── READING PASSAGE

Mathematics paradoxes

Here is the version offered by Augustus De Morgan:

Paradox no:1

Proving that 2 = 1

Let x = 1.

Then x² = x.

So x² - 1 = x -1.

Dividing both sides by x -1, we conclude that x + 1 = 1;

that is, since x = 1, 2 = 1.






Paradox no: 2

Assume that

a = b. (1)

Multiplying both sides by a,

a² = ab. (2)

Subtracting b² from both sides,

a² - b² = ab - b² . (3)

Factorizing both sides,

(a + b)(a - b) = b(a - b). (4)

Dividing both sides by (a - b),

a + b = b. (5)

If now we take a = b = 1, we conclude that 2 = 1.

Or we can subtract b from both sides and conclude that a, which can be taken as any number, must be equal to zero.

Or we can substitute b for a and conclude that any number is double itself.

Our result can thus be interpreted in a number of ways, all equally ridiculous.

Paradox no: 3


Proving that 3 + 2 = 0

Assume A + B = C, and assume A = 3 and B = 2.

────

- [COMPLETE THE FOLLOWING]:
A. In the first of the mathematics paradoxes, how does the step x + 1 = 1 lead to the conclusion 2 = 1? Answer in one to three sentences.
B. From the mathematics paradoxes text, reproduce word for word the passage between "Dividing both sides by (a" and "all equally ridiculous.", inclusive.
C. According to the mathematics paradoxes text, whose version of the first paradox is given?
The rows that come next have no connection to the mathematics paradoxes text.

── ITEMS

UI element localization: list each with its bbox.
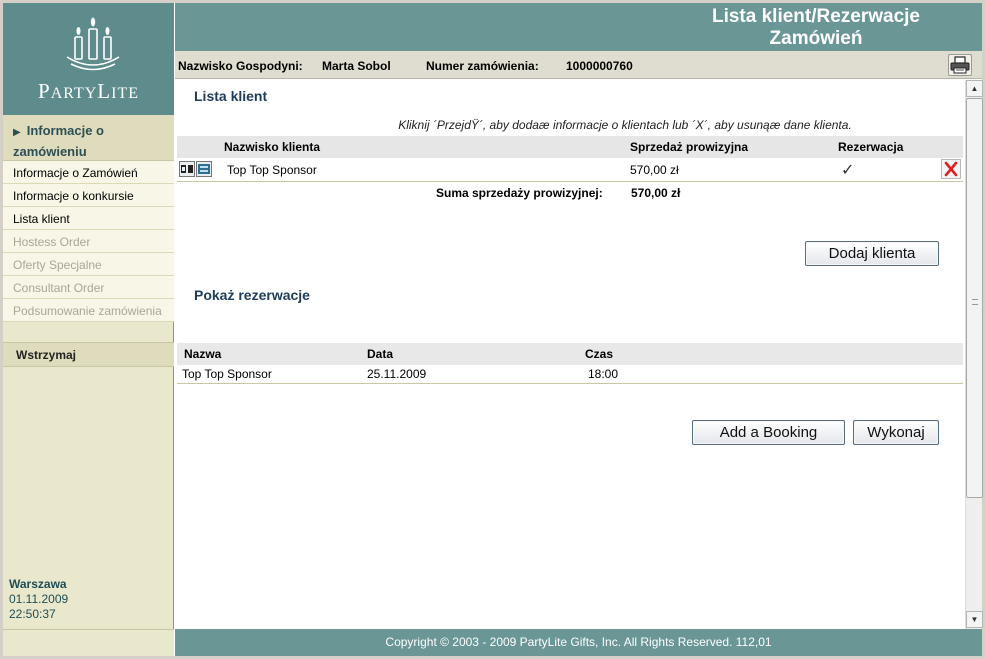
time-label: 22:50:37 bbox=[9, 607, 56, 621]
bookings-title: Pokaż rezerwacje bbox=[194, 287, 310, 303]
sidebar-item-contest-info[interactable]: Informacje o konkursie bbox=[3, 184, 174, 207]
col-booking-name: Nazwa bbox=[184, 347, 222, 361]
execute-button[interactable]: Wykonaj bbox=[853, 420, 939, 445]
sidebar-item-order-summary: Podsumowanie zamówienia bbox=[3, 299, 174, 322]
col-commission-sales: Sprzedaż prowizyjna bbox=[630, 140, 749, 154]
order-number-label: Numer zamówienia: bbox=[426, 59, 539, 73]
sidebar-item-hostess-order: Hostess Order bbox=[3, 230, 174, 253]
triangle-right-icon: ▶ bbox=[13, 127, 21, 138]
page-title-line1: Lista klient/Rezerwacje bbox=[711, 6, 921, 27]
scroll-up-arrow-icon[interactable]: ▲ bbox=[966, 80, 983, 97]
order-number-value: 1000000760 bbox=[566, 59, 633, 73]
date-label: 01.11.2009 bbox=[9, 592, 69, 606]
client-row: Top Top Sponsor 570,00 zł ✓ bbox=[177, 158, 963, 182]
booking-date: 25.11.2009 bbox=[367, 367, 427, 381]
details-icon bbox=[198, 164, 210, 174]
delete-x-icon bbox=[944, 161, 958, 177]
add-booking-button[interactable]: Add a Booking bbox=[692, 420, 845, 445]
nav-section-title: Informacje o zamówieniu bbox=[13, 123, 104, 159]
grip-icon bbox=[972, 299, 978, 305]
city-label: Warszawa bbox=[9, 577, 67, 591]
page-header: Lista klient/Rezerwacje Zamówień bbox=[175, 3, 982, 51]
scroll-down-arrow-icon[interactable]: ▼ bbox=[966, 611, 983, 628]
logo-wordmark: PARTYLITE bbox=[38, 79, 139, 103]
sidebar-item-special-offers: Oferty Specjalne bbox=[3, 253, 174, 276]
bookings-table-header: Nazwa Data Czas bbox=[177, 343, 963, 365]
print-button[interactable] bbox=[948, 54, 972, 76]
booking-time: 18:00 bbox=[588, 367, 619, 381]
sidebar-item-consultant-order: Consultant Order bbox=[3, 276, 174, 299]
client-details-button[interactable] bbox=[196, 161, 212, 177]
page-title: Lista klient/Rezerwacje Zamówień bbox=[696, 6, 936, 50]
client-list-title: Lista klient bbox=[194, 88, 268, 104]
nav-section-header[interactable]: ▶ Informacje o zamówieniu bbox=[3, 115, 174, 161]
partylite-logo: PARTYLITE bbox=[3, 3, 174, 115]
booking-row: Top Top Sponsor 25.11.2009 18:00 bbox=[177, 365, 963, 384]
hold-button[interactable]: Wstrzymaj bbox=[3, 342, 174, 367]
total-sales-label: Suma sprzedaży prowizyjnej: bbox=[436, 186, 603, 200]
host-value: Marta Sobol bbox=[322, 59, 391, 73]
total-sales-value: 570,00 zł bbox=[631, 186, 681, 200]
col-client-name: Nazwisko klienta bbox=[224, 140, 321, 154]
client-sales: 570,00 zł bbox=[630, 163, 679, 177]
booking-check-icon: ✓ bbox=[841, 162, 855, 179]
host-label: Nazwisko Gospodyni: bbox=[178, 59, 303, 73]
add-client-button[interactable]: Dodaj klienta bbox=[805, 241, 939, 266]
order-info-bar: Nazwisko Gospodyni: Marta Sobol Numer za… bbox=[175, 51, 982, 79]
delete-client-button[interactable] bbox=[941, 159, 961, 179]
page-title-line2: Zamówień bbox=[769, 28, 863, 49]
client-list-hint: Kliknij ´PrzejdŸ´, aby dodaæ informacje … bbox=[398, 118, 852, 132]
go-to-client-button[interactable] bbox=[179, 161, 195, 177]
sidebar-item-order-info[interactable]: Informacje o Zamówień bbox=[3, 161, 174, 184]
client-name: Top Top Sponsor bbox=[227, 163, 317, 177]
sidebar-item-client-list[interactable]: Lista klient bbox=[3, 207, 174, 230]
candles-logo-icon bbox=[66, 17, 120, 71]
go-icon bbox=[181, 165, 193, 173]
printer-icon bbox=[950, 56, 970, 74]
sidebar-footer bbox=[3, 629, 174, 656]
col-booking-time: Czas bbox=[585, 347, 614, 361]
scrollbar-thumb[interactable] bbox=[966, 98, 983, 498]
client-table-header: Nazwisko klienta Sprzedaż prowizyjna Rez… bbox=[177, 136, 963, 158]
sidebar: PARTYLITE ▶ Informacje o zamówieniu Infor… bbox=[3, 3, 174, 656]
page-footer: Copyright © 2003 - 2009 PartyLite Gifts,… bbox=[175, 629, 982, 656]
location-info: Warszawa 01.11.2009 22:50:37 bbox=[9, 577, 68, 622]
vertical-scrollbar[interactable]: ▲ ▼ bbox=[965, 80, 983, 629]
main-content: Lista klient Kliknij ´PrzejdŸ´, aby doda… bbox=[175, 80, 965, 629]
booking-name: Top Top Sponsor bbox=[182, 367, 272, 381]
col-booking-date: Data bbox=[367, 347, 394, 361]
col-booking: Rezerwacja bbox=[838, 140, 904, 154]
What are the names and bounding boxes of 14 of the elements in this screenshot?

────

- [SOLUTIONS FOR EACH TASK]:
A. At the start, x was set equal to 1. Putting 1 in place of x in x + 1 = 1 gives 2 = 1.

B.
Dividing both sides by (a - b),

a + b = b. (5)

If now we take a = b = 1, we conclude that 2 = 1.

Or we can subtract b from both sides and conclude that a, which can be taken as any number, must be equal to zero.

Or we can substitute b for a and conclude that any number is double itself.

Our result can thus be interpreted in a number of ways, all equally ridiculous.

C. The version offered by Augustus De Morgan.